Task goal
Drop the pictures, then extract the listing word for word.

***** Dataset *****

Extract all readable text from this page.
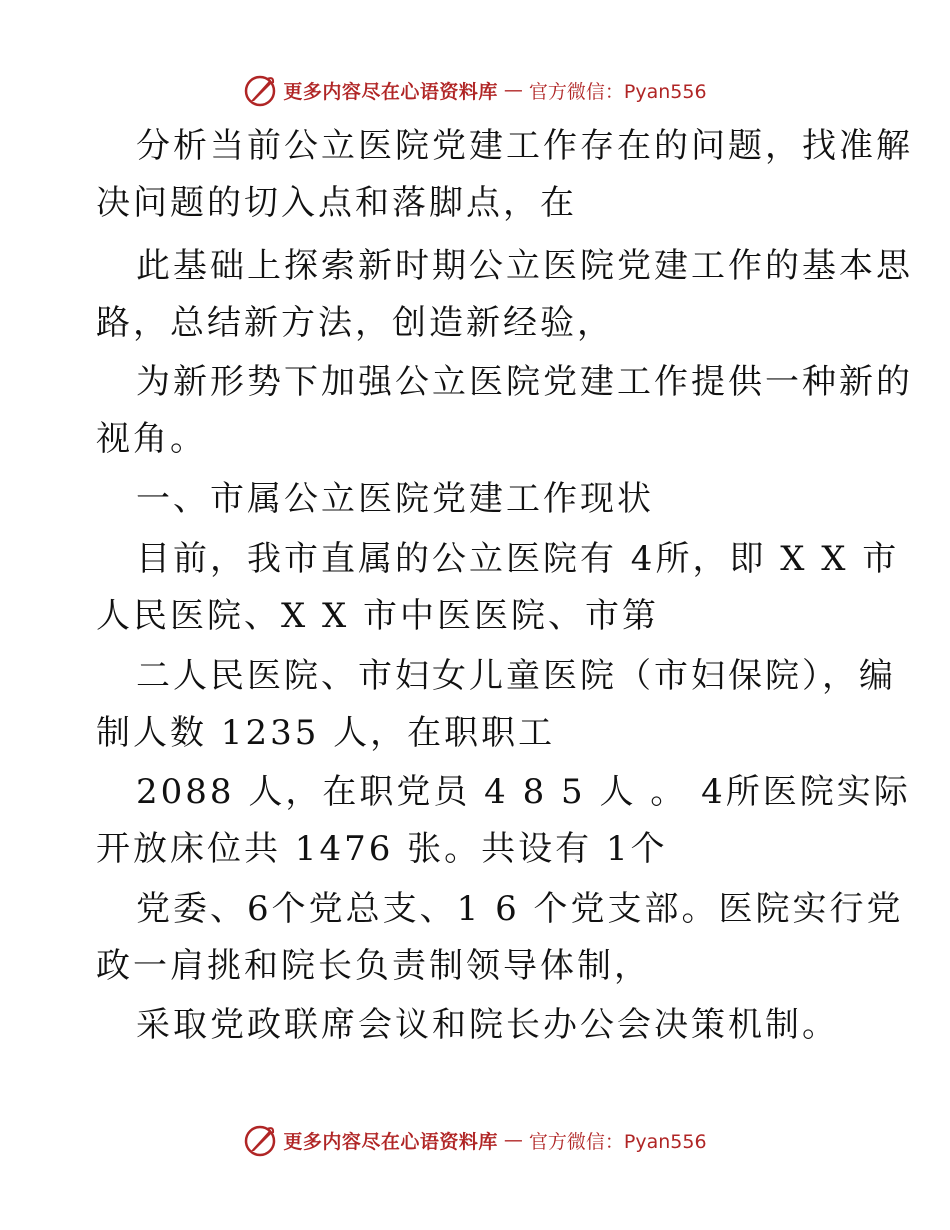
更多内容尽在心语资料库 — 官方微信：Pyan556
分析当前公立医院党建工作存在的问题，找准解
决问题的切入点和落脚点，在
此基础上探索新时期公立医院党建工作的基本思
路，总结新方法，创造新经验，
为新形势下加强公立医院党建工作提供一种新的
视角。
一、市属公立医院党建工作现状
目前，我市直属的公立医院有 4所，即 X X 市
人民医院、X X 市中医医院、市第
二人民医院、市妇女儿童医院（市妇保院），编
制人数 1235 人，在职职工
2088 人，在职党员 4 8 5 人 。 4所医院实际
开放床位共 1476 张。共设有 1个
党委、6个党总支、1 6 个党支部。医院实行党
政一肩挑和院长负责制领导体制，
采取党政联席会议和院长办公会决策机制。
更多内容尽在心语资料库 — 官方微信：Pyan556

*****

Output for this exercise
Extract all readable text from this page.
更多内容尽在心语资料库 — 官方微信：Pyan556
分析当前公立医院党建工作存在的问题，找准解
决问题的切入点和落脚点，在
此基础上探索新时期公立医院党建工作的基本思
路，总结新方法，创造新经验，
为新形势下加强公立医院党建工作提供一种新的
视角。
一、市属公立医院党建工作现状
目前，我市直属的公立医院有 4所，即 X X 市
人民医院、X X 市中医医院、市第
二人民医院、市妇女儿童医院（市妇保院），编
制人数 1235 人，在职职工
2088 人，在职党员 4 8 5 人 。 4所医院实际
开放床位共 1476 张。共设有 1个
党委、6个党总支、1 6 个党支部。医院实行党
政一肩挑和院长负责制领导体制，
采取党政联席会议和院长办公会决策机制。
更多内容尽在心语资料库 — 官方微信：Pyan556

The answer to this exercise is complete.